Work required –
Reproduce the lines below exactly, with no changes.

***** Extracted records *****

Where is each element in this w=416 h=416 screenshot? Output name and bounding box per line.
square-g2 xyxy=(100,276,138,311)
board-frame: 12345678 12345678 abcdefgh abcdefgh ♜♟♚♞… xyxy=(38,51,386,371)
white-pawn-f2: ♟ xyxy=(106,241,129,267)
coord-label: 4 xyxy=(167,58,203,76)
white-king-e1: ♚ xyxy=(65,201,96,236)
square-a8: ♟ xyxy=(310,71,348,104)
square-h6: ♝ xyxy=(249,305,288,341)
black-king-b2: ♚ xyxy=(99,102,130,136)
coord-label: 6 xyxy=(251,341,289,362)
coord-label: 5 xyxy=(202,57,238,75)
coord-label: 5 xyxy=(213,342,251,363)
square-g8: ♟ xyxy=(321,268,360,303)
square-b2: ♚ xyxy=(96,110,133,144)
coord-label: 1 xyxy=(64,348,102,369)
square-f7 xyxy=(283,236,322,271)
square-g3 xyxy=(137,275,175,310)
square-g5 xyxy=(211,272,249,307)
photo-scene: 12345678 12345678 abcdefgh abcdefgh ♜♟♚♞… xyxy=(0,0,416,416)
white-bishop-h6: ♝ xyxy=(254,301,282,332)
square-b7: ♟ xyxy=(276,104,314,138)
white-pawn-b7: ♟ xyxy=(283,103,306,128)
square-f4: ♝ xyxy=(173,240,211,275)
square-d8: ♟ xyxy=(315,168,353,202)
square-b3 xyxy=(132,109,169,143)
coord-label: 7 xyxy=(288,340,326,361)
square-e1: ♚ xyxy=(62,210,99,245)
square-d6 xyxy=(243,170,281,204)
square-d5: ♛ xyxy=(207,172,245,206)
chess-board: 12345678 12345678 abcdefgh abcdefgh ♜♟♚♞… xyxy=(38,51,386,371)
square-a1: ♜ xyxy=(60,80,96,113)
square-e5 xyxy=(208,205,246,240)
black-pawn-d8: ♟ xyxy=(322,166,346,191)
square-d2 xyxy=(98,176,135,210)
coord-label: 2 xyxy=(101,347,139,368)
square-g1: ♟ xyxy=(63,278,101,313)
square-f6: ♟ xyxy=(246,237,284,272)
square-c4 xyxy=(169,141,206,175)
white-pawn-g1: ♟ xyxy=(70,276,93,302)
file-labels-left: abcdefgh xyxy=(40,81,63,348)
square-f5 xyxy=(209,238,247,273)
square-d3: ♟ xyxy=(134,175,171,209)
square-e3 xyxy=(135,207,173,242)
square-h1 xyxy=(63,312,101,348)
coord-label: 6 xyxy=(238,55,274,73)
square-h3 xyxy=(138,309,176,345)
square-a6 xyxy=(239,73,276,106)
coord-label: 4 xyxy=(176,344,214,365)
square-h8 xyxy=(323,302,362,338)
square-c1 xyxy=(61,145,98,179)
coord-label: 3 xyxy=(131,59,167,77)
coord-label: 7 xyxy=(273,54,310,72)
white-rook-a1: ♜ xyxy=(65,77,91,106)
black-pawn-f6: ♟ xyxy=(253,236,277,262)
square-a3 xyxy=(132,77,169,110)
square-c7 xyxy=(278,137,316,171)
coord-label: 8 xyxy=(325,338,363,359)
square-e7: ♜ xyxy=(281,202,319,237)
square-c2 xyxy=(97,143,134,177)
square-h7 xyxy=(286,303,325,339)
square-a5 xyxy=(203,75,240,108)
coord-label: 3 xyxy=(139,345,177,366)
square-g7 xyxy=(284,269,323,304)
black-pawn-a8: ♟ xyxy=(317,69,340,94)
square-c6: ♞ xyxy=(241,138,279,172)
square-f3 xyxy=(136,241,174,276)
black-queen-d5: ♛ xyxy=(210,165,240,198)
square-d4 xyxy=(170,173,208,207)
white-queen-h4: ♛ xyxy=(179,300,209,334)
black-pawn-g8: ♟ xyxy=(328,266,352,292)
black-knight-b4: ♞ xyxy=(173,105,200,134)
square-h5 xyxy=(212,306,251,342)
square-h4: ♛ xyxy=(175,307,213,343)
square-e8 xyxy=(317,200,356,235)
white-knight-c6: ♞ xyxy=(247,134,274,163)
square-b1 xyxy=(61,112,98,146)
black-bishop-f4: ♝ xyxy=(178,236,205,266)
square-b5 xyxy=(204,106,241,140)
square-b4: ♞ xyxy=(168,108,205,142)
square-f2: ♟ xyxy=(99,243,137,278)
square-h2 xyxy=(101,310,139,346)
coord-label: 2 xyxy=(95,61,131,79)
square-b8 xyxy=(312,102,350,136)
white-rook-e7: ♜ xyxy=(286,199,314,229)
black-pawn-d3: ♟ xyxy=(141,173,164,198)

*****

Written response –
Where is each element in this w=416 h=416 screenshot? Output name and bounding box per line.
square-g2 xyxy=(100,276,138,311)
board-frame: 12345678 12345678 abcdefgh abcdefgh ♜♟♚♞… xyxy=(38,51,386,371)
white-pawn-f2: ♟ xyxy=(106,241,129,267)
coord-label: 4 xyxy=(167,58,203,76)
white-king-e1: ♚ xyxy=(65,201,96,236)
square-a8: ♟ xyxy=(310,71,348,104)
square-h6: ♝ xyxy=(249,305,288,341)
black-king-b2: ♚ xyxy=(99,102,130,136)
coord-label: 6 xyxy=(251,341,289,362)
coord-label: 5 xyxy=(202,57,238,75)
coord-label: 5 xyxy=(213,342,251,363)
square-g8: ♟ xyxy=(321,268,360,303)
square-b2: ♚ xyxy=(96,110,133,144)
coord-label: 1 xyxy=(64,348,102,369)
square-f7 xyxy=(283,236,322,271)
square-g3 xyxy=(137,275,175,310)
square-g5 xyxy=(211,272,249,307)
photo-scene: 12345678 12345678 abcdefgh abcdefgh ♜♟♚♞… xyxy=(0,0,416,416)
white-bishop-h6: ♝ xyxy=(254,301,282,332)
square-b7: ♟ xyxy=(276,104,314,138)
white-pawn-b7: ♟ xyxy=(283,103,306,128)
square-f4: ♝ xyxy=(173,240,211,275)
square-d8: ♟ xyxy=(315,168,353,202)
square-b3 xyxy=(132,109,169,143)
coord-label: 7 xyxy=(288,340,326,361)
square-e1: ♚ xyxy=(62,210,99,245)
square-d6 xyxy=(243,170,281,204)
square-d5: ♛ xyxy=(207,172,245,206)
chess-board: 12345678 12345678 abcdefgh abcdefgh ♜♟♚♞… xyxy=(38,51,386,371)
square-a1: ♜ xyxy=(60,80,96,113)
square-e5 xyxy=(208,205,246,240)
black-pawn-d8: ♟ xyxy=(322,166,346,191)
square-d2 xyxy=(98,176,135,210)
coord-label: 2 xyxy=(101,347,139,368)
square-g1: ♟ xyxy=(63,278,101,313)
square-f6: ♟ xyxy=(246,237,284,272)
square-c4 xyxy=(169,141,206,175)
white-pawn-g1: ♟ xyxy=(70,276,93,302)
file-labels-left: abcdefgh xyxy=(40,81,63,348)
square-f5 xyxy=(209,238,247,273)
square-d3: ♟ xyxy=(134,175,171,209)
square-e3 xyxy=(135,207,173,242)
square-h1 xyxy=(63,312,101,348)
coord-label: 6 xyxy=(238,55,274,73)
square-h3 xyxy=(138,309,176,345)
square-a6 xyxy=(239,73,276,106)
coord-label: 4 xyxy=(176,344,214,365)
square-h8 xyxy=(323,302,362,338)
square-c1 xyxy=(61,145,98,179)
coord-label: 3 xyxy=(131,59,167,77)
coord-label: 7 xyxy=(273,54,310,72)
white-rook-a1: ♜ xyxy=(65,77,91,106)
black-pawn-f6: ♟ xyxy=(253,236,277,262)
square-a3 xyxy=(132,77,169,110)
square-c7 xyxy=(278,137,316,171)
coord-label: 8 xyxy=(325,338,363,359)
square-e7: ♜ xyxy=(281,202,319,237)
square-c2 xyxy=(97,143,134,177)
square-h7 xyxy=(286,303,325,339)
square-a5 xyxy=(203,75,240,108)
coord-label: 3 xyxy=(139,345,177,366)
square-g7 xyxy=(284,269,323,304)
black-pawn-a8: ♟ xyxy=(317,69,340,94)
square-c6: ♞ xyxy=(241,138,279,172)
square-f3 xyxy=(136,241,174,276)
black-queen-d5: ♛ xyxy=(210,165,240,198)
square-d4 xyxy=(170,173,208,207)
white-queen-h4: ♛ xyxy=(179,300,209,334)
black-pawn-g8: ♟ xyxy=(328,266,352,292)
black-knight-b4: ♞ xyxy=(173,105,200,134)
square-h5 xyxy=(212,306,251,342)
square-h4: ♛ xyxy=(175,307,213,343)
square-e8 xyxy=(317,200,356,235)
white-knight-c6: ♞ xyxy=(247,134,274,163)
square-b1 xyxy=(61,112,98,146)
black-bishop-f4: ♝ xyxy=(178,236,205,266)
square-b5 xyxy=(204,106,241,140)
square-b4: ♞ xyxy=(168,108,205,142)
square-f2: ♟ xyxy=(99,243,137,278)
square-h2 xyxy=(101,310,139,346)
coord-label: 2 xyxy=(95,61,131,79)
square-b8 xyxy=(312,102,350,136)
white-rook-e7: ♜ xyxy=(286,199,314,229)
black-pawn-d3: ♟ xyxy=(141,173,164,198)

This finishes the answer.